INSTRUCTIONS FOR THE TASK: Please return, unchanged, the lines of the data below that run from the line containing "reference-diagonal-line (147, 95, 625, 573)" through the line containing "y-tick-label: 0.00 (762, 565, 793, 582)", with both of those lines included.
-----
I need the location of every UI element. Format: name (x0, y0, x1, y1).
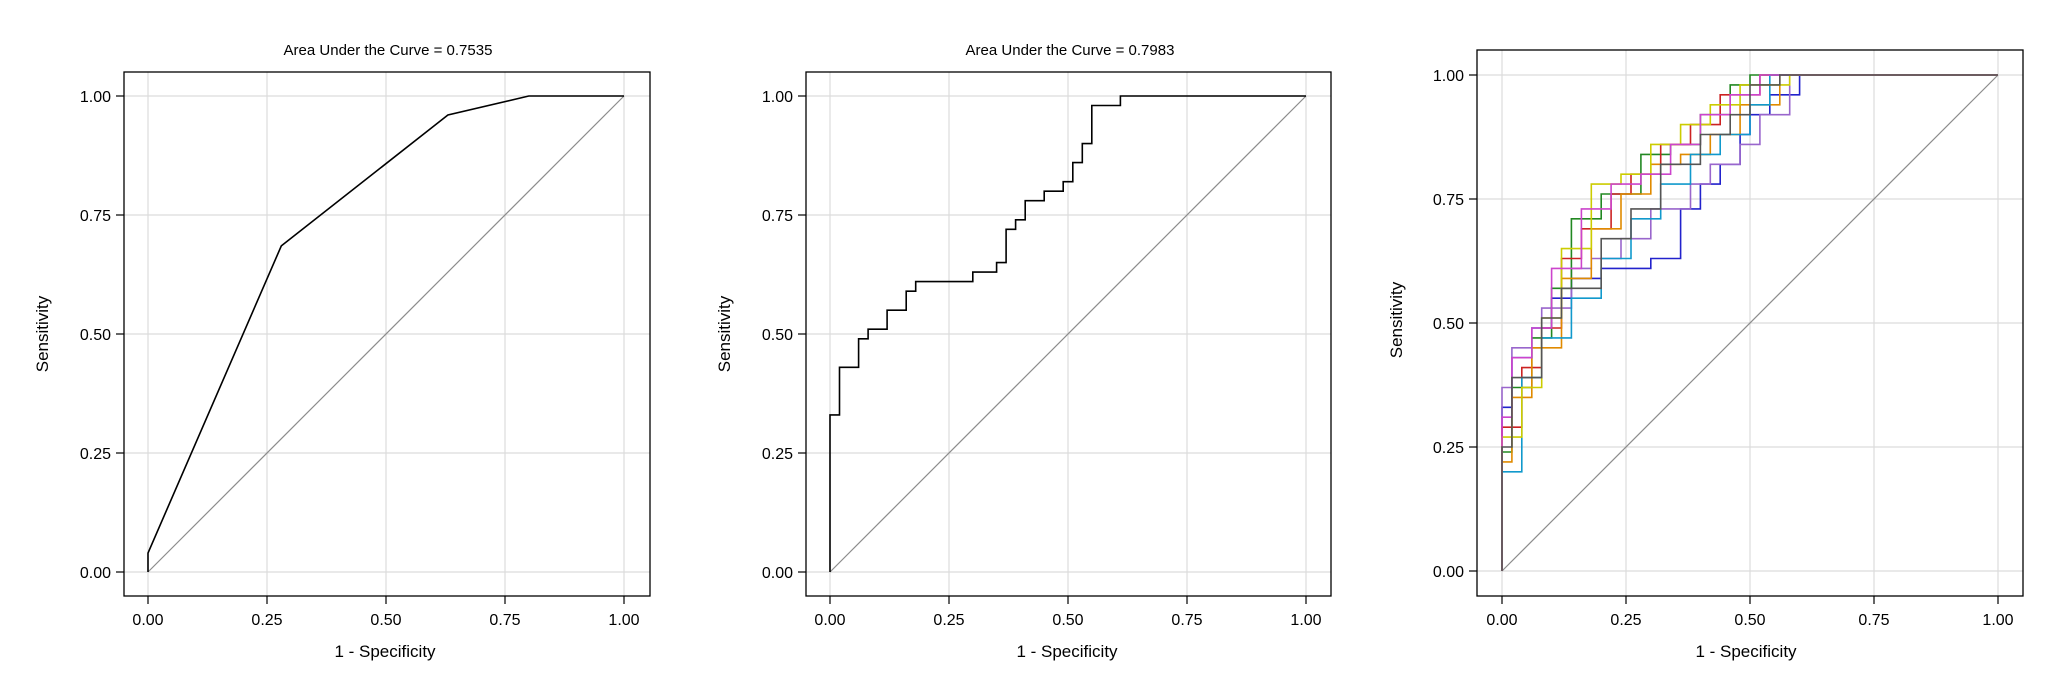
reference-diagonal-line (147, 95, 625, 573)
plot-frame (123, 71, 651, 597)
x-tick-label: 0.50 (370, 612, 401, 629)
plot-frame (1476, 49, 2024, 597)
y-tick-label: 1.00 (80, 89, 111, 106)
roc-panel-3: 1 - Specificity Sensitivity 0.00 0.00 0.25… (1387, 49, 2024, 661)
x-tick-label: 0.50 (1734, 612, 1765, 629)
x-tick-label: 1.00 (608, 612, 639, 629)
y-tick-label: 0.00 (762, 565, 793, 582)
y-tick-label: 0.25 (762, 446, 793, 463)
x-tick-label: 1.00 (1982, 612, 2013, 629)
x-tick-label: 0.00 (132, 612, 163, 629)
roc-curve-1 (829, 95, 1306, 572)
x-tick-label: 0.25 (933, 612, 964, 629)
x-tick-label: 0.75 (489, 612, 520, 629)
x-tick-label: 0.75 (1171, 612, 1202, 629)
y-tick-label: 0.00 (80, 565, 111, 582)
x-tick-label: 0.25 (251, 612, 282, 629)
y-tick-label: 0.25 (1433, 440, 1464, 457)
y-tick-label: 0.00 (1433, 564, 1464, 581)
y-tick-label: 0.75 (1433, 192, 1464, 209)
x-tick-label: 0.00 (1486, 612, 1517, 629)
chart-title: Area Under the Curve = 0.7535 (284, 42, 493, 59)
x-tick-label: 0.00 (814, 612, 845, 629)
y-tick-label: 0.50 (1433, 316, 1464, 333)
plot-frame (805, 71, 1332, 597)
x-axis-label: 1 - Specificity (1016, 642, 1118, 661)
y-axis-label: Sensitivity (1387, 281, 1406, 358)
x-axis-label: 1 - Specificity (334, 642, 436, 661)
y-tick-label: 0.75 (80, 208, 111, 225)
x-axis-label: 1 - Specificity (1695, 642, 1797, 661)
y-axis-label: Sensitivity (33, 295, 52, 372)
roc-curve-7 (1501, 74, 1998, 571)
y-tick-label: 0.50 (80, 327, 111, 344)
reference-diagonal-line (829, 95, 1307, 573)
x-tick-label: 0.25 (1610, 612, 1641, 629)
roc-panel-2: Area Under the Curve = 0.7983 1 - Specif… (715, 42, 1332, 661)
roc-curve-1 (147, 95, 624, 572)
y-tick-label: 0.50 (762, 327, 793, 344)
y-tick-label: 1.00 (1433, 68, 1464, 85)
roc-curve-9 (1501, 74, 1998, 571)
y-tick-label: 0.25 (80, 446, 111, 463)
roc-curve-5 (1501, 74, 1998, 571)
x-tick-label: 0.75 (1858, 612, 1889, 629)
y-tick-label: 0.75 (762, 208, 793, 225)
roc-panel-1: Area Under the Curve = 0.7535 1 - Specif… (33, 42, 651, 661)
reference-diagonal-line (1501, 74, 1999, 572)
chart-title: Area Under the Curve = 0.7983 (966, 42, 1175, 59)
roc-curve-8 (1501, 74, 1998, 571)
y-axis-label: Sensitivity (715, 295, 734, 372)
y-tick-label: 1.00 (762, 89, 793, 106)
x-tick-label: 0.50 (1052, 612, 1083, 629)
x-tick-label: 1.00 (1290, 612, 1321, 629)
-----
OUTPUT FOR THIS EXERCISE:
reference-diagonal-line (147, 95, 625, 573)
plot-frame (123, 71, 651, 597)
x-tick-label: 0.50 (370, 612, 401, 629)
plot-frame (1476, 49, 2024, 597)
y-tick-label: 1.00 (80, 89, 111, 106)
roc-panel-3: 1 - Specificity Sensitivity 0.00 0.00 0.25… (1387, 49, 2024, 661)
x-tick-label: 0.50 (1734, 612, 1765, 629)
x-tick-label: 1.00 (608, 612, 639, 629)
y-tick-label: 0.00 (762, 565, 793, 582)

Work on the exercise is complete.